# INPUT DATA

- - - - - - -

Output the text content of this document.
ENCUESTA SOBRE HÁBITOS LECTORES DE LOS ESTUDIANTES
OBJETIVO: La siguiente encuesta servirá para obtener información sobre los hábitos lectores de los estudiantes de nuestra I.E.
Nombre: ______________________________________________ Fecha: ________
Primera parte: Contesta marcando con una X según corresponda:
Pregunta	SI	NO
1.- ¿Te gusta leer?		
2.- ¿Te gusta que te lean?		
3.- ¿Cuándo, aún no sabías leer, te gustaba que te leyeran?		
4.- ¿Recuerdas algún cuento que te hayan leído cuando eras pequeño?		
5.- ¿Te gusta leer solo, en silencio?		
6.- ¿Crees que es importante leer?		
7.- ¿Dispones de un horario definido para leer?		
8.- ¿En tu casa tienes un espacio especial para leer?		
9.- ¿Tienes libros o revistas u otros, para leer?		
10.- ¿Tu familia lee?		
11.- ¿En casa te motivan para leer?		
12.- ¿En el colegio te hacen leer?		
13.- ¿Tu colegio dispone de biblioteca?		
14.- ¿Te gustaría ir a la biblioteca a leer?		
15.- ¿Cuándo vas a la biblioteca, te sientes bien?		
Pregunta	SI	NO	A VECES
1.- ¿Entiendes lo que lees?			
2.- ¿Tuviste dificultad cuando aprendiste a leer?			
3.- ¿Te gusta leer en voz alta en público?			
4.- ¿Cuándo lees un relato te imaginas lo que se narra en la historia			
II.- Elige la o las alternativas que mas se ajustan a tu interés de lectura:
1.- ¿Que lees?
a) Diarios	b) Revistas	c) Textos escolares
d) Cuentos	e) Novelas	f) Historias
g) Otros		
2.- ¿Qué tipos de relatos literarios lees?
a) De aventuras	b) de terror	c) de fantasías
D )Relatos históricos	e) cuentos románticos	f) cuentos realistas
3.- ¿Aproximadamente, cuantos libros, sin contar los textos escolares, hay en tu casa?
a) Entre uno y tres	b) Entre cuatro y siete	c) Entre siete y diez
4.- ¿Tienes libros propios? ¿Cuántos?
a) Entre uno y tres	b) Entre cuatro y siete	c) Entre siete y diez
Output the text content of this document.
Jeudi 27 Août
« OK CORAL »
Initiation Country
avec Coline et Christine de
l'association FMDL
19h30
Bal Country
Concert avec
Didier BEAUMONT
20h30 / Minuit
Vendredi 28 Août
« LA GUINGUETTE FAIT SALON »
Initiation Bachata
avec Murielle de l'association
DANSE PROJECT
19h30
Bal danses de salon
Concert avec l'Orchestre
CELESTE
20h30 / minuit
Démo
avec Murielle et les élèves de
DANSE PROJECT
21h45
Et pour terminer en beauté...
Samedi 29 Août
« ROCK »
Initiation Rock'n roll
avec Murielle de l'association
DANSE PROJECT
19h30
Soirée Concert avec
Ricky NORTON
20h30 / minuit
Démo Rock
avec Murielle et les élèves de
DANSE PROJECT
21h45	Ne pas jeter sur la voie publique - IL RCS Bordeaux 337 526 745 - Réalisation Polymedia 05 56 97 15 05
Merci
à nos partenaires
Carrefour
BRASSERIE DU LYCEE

- - - - - - -

# PROBLEM STATEMENT
Gather each line in these records that contains the string "cuando".

# TASK ANSWER
4.- ¿Recuerdas algún cuento que te hayan leído cuando eras pequeño?		
2.- ¿Tuviste dificultad cuando aprendiste a leer?			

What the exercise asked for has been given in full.